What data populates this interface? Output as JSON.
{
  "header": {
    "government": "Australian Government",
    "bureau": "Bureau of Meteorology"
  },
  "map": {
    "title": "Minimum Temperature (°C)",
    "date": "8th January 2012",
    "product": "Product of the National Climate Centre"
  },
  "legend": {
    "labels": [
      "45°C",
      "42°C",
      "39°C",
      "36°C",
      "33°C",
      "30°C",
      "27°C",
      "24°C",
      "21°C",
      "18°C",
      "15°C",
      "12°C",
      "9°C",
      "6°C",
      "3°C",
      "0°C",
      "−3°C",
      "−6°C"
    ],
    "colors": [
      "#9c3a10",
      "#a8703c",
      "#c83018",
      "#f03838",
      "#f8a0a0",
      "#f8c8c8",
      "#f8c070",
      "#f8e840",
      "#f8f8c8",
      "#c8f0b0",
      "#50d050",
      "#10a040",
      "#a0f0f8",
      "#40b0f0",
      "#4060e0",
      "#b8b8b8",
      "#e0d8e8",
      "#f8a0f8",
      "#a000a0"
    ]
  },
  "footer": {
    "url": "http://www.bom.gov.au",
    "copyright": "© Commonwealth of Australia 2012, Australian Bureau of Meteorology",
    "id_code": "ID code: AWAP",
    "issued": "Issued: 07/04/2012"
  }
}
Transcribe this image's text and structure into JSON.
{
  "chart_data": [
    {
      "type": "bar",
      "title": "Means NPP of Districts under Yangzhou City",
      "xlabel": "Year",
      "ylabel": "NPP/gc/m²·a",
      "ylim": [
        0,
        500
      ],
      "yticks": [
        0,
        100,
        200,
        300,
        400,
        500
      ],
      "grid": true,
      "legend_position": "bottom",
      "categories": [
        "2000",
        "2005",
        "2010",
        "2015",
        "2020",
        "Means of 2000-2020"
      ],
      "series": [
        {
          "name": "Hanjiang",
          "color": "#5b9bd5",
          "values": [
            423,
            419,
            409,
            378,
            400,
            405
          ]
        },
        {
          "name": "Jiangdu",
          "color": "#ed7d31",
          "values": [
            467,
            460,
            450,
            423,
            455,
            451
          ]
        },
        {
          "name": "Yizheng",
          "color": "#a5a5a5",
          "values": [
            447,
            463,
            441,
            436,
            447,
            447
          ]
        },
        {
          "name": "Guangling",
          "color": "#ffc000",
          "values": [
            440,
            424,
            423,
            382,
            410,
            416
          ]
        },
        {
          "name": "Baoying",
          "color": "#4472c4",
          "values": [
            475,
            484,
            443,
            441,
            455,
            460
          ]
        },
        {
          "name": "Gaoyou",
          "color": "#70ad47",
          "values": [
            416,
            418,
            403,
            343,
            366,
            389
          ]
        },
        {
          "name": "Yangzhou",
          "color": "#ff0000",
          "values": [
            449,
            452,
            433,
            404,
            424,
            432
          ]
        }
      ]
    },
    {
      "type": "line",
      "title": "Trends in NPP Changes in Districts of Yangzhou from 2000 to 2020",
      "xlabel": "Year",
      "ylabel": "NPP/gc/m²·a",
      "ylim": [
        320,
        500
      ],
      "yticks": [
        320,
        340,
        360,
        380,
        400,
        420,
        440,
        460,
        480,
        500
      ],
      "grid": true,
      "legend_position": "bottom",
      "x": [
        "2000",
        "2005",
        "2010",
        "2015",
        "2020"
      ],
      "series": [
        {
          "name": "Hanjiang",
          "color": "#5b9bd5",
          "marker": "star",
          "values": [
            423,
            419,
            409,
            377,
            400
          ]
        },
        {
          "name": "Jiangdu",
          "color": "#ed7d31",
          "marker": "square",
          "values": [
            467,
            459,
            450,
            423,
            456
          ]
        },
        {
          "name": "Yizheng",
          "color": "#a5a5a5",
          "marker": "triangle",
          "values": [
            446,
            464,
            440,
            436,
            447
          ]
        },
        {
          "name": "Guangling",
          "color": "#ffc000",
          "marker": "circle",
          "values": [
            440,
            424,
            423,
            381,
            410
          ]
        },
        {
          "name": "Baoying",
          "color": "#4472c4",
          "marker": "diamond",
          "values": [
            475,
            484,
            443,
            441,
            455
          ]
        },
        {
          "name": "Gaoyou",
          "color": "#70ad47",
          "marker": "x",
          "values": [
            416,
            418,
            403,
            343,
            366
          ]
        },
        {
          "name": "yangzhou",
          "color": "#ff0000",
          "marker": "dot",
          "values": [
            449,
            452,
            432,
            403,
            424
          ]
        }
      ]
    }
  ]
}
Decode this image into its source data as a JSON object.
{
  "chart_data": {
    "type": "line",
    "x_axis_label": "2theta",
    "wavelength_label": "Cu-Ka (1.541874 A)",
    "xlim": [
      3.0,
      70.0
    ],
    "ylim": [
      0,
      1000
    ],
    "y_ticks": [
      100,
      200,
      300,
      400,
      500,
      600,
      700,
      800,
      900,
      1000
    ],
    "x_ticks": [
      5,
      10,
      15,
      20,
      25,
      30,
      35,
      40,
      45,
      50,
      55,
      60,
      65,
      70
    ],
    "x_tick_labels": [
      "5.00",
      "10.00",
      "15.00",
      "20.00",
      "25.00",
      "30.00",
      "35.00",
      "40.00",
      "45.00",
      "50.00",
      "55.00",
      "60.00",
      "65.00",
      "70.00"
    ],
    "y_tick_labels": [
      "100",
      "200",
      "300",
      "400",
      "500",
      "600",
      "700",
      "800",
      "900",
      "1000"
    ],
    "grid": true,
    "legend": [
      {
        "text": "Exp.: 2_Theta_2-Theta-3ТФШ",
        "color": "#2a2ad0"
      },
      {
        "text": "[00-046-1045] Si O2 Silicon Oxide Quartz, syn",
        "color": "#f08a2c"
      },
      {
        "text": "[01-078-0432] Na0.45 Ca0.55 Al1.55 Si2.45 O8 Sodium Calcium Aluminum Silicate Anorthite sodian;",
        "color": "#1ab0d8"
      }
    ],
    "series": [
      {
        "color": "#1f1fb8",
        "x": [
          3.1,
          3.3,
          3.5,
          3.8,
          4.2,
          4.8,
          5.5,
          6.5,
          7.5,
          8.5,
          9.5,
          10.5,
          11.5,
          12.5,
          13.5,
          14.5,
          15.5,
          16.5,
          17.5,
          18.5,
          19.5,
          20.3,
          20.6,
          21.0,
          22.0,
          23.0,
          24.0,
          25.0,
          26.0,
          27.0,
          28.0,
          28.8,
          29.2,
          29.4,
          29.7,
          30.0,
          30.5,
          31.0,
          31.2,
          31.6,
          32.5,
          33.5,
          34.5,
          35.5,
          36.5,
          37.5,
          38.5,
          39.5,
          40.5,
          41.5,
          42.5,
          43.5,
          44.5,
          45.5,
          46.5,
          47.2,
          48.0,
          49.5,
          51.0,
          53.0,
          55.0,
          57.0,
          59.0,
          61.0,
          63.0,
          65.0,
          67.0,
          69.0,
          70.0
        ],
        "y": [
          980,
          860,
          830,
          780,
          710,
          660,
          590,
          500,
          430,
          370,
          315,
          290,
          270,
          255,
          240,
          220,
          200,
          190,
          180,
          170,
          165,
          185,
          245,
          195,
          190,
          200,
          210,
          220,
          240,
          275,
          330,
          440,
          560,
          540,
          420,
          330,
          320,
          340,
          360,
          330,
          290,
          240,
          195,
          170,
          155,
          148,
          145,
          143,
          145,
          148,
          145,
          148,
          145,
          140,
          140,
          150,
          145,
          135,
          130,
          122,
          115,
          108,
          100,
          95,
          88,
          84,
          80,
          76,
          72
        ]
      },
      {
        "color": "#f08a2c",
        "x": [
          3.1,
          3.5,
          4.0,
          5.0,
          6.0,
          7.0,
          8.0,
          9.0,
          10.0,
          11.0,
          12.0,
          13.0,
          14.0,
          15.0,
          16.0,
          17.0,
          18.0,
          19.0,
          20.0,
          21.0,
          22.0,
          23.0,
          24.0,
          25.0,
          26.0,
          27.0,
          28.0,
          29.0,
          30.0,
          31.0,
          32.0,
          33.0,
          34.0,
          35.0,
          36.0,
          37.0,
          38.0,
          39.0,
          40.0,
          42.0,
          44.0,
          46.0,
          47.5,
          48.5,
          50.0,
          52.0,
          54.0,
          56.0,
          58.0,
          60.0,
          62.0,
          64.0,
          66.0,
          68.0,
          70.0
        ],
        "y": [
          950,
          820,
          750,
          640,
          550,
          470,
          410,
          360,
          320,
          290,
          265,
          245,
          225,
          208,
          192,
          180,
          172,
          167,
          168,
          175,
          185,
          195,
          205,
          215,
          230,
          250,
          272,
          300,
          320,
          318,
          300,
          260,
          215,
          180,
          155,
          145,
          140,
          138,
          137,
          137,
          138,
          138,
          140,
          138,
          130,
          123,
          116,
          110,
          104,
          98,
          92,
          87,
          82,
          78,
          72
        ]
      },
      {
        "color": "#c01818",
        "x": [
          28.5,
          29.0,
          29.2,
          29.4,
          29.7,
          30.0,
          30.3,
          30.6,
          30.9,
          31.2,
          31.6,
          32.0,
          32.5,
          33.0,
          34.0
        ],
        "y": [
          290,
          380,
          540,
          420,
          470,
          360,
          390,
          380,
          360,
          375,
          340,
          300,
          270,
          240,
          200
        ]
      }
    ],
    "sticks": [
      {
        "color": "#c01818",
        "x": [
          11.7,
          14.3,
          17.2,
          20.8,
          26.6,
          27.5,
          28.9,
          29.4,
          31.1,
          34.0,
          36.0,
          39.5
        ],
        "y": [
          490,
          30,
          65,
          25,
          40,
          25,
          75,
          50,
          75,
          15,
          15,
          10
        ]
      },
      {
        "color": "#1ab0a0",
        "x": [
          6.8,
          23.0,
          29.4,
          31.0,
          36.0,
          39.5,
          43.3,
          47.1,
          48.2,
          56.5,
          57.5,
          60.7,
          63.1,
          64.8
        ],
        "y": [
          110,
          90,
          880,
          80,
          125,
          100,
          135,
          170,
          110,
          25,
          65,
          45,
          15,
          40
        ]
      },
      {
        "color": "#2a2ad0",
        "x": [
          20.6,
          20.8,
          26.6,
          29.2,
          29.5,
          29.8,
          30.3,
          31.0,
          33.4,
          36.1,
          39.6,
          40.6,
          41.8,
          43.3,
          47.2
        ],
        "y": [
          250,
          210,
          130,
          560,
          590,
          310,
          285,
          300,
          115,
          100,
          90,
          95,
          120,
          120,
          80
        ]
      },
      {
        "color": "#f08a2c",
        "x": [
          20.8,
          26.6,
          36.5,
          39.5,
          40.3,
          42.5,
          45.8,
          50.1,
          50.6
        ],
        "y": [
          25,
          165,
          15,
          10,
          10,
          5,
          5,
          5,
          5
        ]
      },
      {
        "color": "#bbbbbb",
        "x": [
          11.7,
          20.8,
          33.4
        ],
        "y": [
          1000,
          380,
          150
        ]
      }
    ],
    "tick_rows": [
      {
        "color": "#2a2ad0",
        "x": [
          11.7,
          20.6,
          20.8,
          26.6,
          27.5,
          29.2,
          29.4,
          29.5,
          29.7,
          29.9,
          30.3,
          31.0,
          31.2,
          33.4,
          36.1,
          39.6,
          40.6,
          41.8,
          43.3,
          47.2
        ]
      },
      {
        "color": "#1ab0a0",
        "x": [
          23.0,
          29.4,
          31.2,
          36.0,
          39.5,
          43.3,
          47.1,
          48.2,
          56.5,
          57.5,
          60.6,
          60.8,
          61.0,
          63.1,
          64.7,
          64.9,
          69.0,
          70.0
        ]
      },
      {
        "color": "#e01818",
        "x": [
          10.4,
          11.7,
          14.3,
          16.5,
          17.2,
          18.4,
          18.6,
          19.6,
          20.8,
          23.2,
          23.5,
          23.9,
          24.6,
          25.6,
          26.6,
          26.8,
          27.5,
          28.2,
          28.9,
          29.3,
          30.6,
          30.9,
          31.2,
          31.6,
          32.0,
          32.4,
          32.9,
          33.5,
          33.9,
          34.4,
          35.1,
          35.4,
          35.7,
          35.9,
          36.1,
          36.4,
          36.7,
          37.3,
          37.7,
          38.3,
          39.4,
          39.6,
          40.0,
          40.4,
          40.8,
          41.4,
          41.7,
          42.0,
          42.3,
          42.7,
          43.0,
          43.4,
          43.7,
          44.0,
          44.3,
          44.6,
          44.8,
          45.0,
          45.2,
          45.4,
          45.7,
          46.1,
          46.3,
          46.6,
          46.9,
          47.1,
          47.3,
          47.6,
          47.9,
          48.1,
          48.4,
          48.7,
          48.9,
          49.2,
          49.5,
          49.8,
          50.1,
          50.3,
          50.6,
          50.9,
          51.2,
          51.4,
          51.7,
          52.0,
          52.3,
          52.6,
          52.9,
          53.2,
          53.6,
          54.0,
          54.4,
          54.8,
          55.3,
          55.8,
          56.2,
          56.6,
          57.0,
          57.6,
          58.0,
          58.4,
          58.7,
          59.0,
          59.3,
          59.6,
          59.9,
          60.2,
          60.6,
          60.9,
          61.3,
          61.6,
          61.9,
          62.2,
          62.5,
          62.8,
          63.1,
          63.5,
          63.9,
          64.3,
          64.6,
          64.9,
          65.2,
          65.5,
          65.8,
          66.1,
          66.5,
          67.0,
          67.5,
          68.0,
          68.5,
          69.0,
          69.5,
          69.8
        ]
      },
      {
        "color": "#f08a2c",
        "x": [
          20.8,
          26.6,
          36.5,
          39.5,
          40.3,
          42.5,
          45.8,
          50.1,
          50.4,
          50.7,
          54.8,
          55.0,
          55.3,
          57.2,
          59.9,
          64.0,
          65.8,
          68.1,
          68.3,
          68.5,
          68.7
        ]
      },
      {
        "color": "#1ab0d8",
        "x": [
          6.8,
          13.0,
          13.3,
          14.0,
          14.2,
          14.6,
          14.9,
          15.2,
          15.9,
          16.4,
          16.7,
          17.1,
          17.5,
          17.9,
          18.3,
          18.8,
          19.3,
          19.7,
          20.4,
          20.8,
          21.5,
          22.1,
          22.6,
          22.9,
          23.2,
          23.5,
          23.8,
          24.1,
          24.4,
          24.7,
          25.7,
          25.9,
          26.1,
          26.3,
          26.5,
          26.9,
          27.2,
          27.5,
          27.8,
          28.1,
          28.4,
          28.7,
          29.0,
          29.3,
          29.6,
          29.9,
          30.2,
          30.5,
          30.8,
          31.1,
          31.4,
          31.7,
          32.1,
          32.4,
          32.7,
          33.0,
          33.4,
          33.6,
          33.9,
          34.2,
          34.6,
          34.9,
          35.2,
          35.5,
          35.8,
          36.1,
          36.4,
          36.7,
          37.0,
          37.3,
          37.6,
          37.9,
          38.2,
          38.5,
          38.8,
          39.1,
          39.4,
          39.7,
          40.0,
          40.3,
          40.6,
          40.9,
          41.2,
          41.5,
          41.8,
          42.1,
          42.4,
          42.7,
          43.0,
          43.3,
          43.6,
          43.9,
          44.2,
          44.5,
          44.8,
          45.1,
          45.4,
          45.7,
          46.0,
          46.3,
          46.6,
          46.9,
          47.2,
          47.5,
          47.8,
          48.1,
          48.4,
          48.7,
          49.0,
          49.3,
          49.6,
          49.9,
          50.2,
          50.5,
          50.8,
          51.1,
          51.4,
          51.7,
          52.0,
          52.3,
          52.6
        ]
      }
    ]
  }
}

.....

**Given request**
In the data above, count the lines where the word "into" appears; reply with the number only.

**Task response**
2